▸ What you have to do:
Hunt for the word "تكون" across the entries below, copying each line that holds it.

Stored records:
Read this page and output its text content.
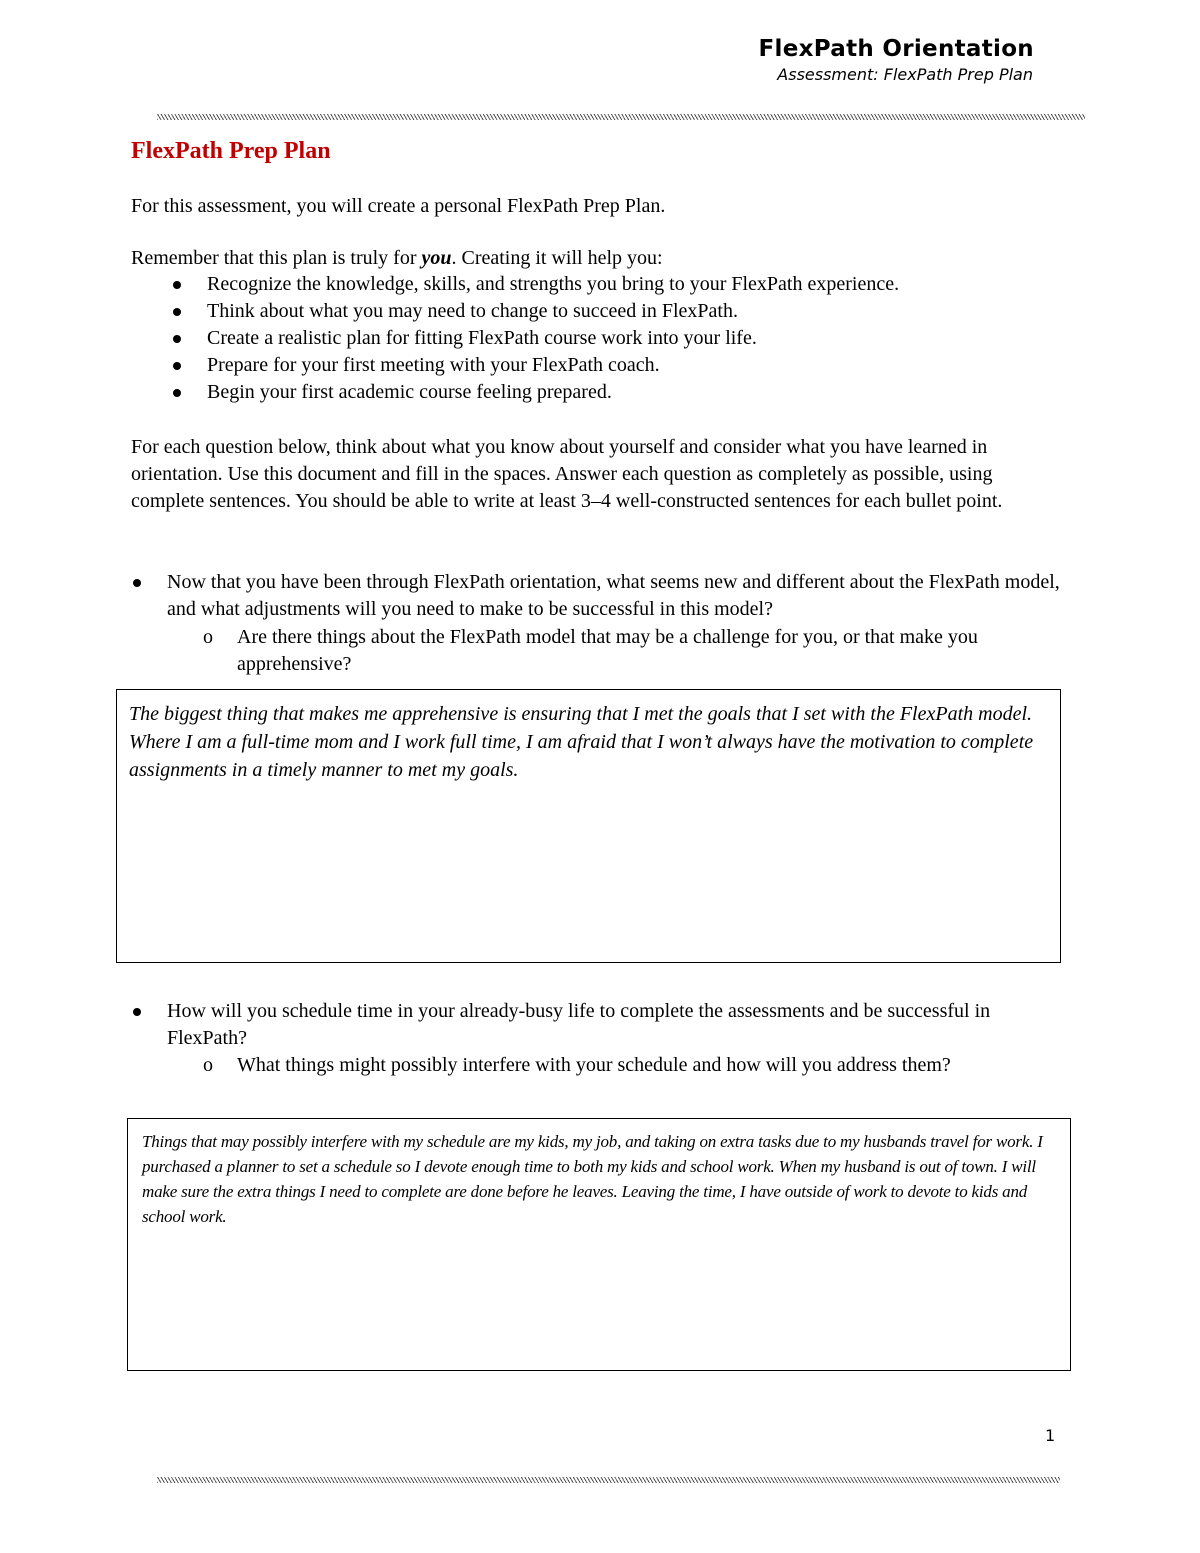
FlexPath Orientation
Assessment: FlexPath Prep Plan
FlexPath Prep Plan
For this assessment, you will create a personal FlexPath Prep Plan.
Remember that this plan is truly for you. Creating it will help you:
Recognize the knowledge, skills, and strengths you bring to your FlexPath experience.
Think about what you may need to change to succeed in FlexPath.
Create a realistic plan for fitting FlexPath course work into your life.
Prepare for your first meeting with your FlexPath coach.
Begin your first academic course feeling prepared.
For each question below, think about what you know about yourself and consider what you have learned in orientation. Use this document and fill in the spaces. Answer each question as completely as possible, using complete sentences. You should be able to write at least 3–4 well-constructed sentences for each bullet point.
Now that you have been through FlexPath orientation, what seems new and different about the FlexPath model, and what adjustments will you need to make to be successful in this model?
o Are there things about the FlexPath model that may be a challenge for you, or that make you apprehensive?
The biggest thing that makes me apprehensive is ensuring that I met the goals that I set with the FlexPath model. Where I am a full-time mom and I work full time, I am afraid that I won’t always have the motivation to complete assignments in a timely manner to met my goals.
How will you schedule time in your already-busy life to complete the assessments and be successful in FlexPath?
o What things might possibly interfere with your schedule and how will you address them?
Things that may possibly interfere with my schedule are my kids, my job, and taking on extra tasks due to my husbands travel for work. I purchased a planner to set a schedule so I devote enough time to both my kids and school work. When my husband is out of town. I will make sure the extra things I need to complete are done before he leaves. Leaving the time, I have outside of work to devote to kids and school work.
1
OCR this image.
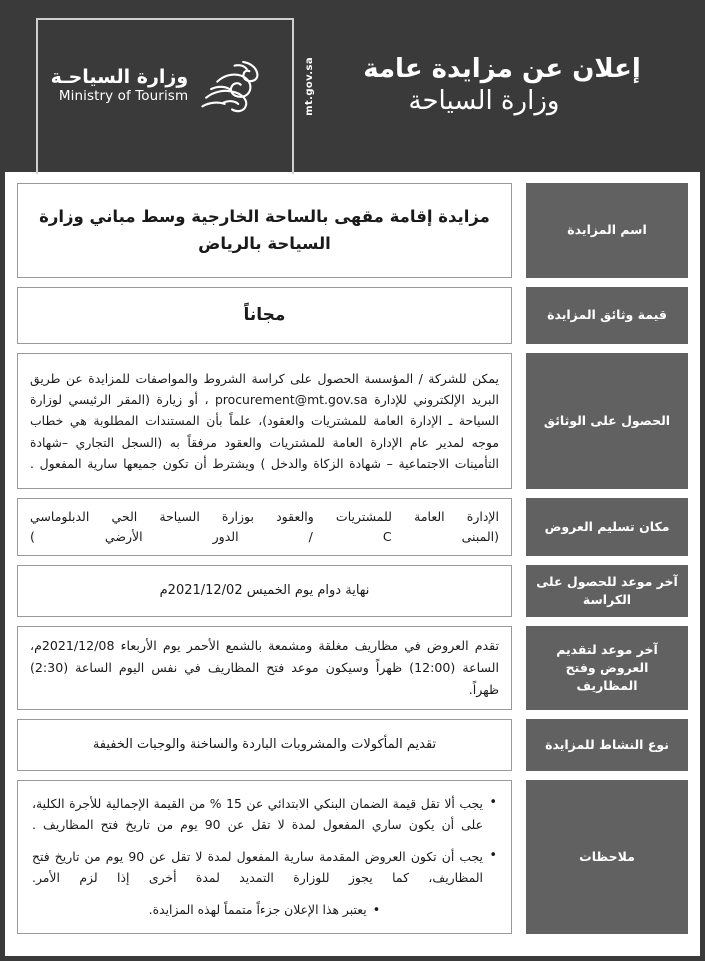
إعلان عن مزايدة عامة
وزارة السياحة
mt.gov.sa
وزارة السياحـة
Ministry of Tourism
اسم المزايدة
مزايدة إقامة مقهى بالساحة الخارجية وسط مباني وزارة السياحة بالرياض
قيمة وثائق المزايدة
مجاناً
الحصول على الوثائق
يمكن للشركة / المؤسسة الحصول على كراسة الشروط والمواصفات للمزايدة عن طريق البريد الإلكتروني للإدارة procurement@mt.gov.sa ، أو زيارة (المقر الرئيسي لوزارة السياحة ـ الإدارة العامة للمشتريات والعقود)، علماً بأن المستندات المطلوبة هي خطاب موجه لمدير عام الإدارة العامة للمشتريات والعقود مرفقاً به (السجل التجاري –شهادة التأمينات الاجتماعية – شهادة الزكاة والدخل ) ويشترط أن تكون جميعها سارية المفعول .
مكان تسليم العروض
الإدارة العامة للمشتريات والعقود بوزارة السياحة الحي الدبلوماسي
(المبنى C / الدور الأرضي )
آخر موعد للحصول على الكراسة
نهاية دوام يوم الخميس 2021/12/02م
آخر موعد لتقديم العروض وفتح المظاريف
تقدم العروض في مظاريف مغلقة ومشمعة بالشمع الأحمر يوم الأربعاء 2021/12/08م، الساعة (12:00) ظهراً وسيكون موعد فتح المظاريف في نفس اليوم الساعة (2:30) ظهراً.
نوع النشاط للمزايدة
تقديم المأكولات والمشروبات الباردة والساخنة والوجبات الخفيفة
ملاحظات
• يجب ألا تقل قيمة الضمان البنكي الابتدائي عن 15 % من القيمة الإجمالية للأجرة الكلية، على أن يكون ساري المفعول لمدة لا تقل عن 90 يوم من تاريخ فتح المظاريف .
• يجب أن تكون العروض المقدمة سارية المفعول لمدة لا تقل عن 90 يوم من تاريخ فتح المظاريف، كما يجوز للوزارة التمديد لمدة أخرى إذا لزم الأمر.
• يعتبر هذا الإعلان جزءاً متمماً لهذه المزايدة.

▸ Exercise output:
يمكن للشركة / المؤسسة الحصول على كراسة الشروط والمواصفات للمزايدة عن طريق البريد الإلكتروني للإدارة procurement@mt.gov.sa ، أو زيارة (المقر الرئيسي لوزارة السياحة ـ الإدارة العامة للمشتريات والعقود)، علماً بأن المستندات المطلوبة هي خطاب موجه لمدير عام الإدارة العامة للمشتريات والعقود مرفقاً به (السجل التجاري –شهادة التأمينات الاجتماعية – شهادة الزكاة والدخل ) ويشترط أن تكون جميعها سارية المفعول .
• يجب أن تكون العروض المقدمة سارية المفعول لمدة لا تقل عن 90 يوم من تاريخ فتح المظاريف، كما يجوز للوزارة التمديد لمدة أخرى إذا لزم الأمر.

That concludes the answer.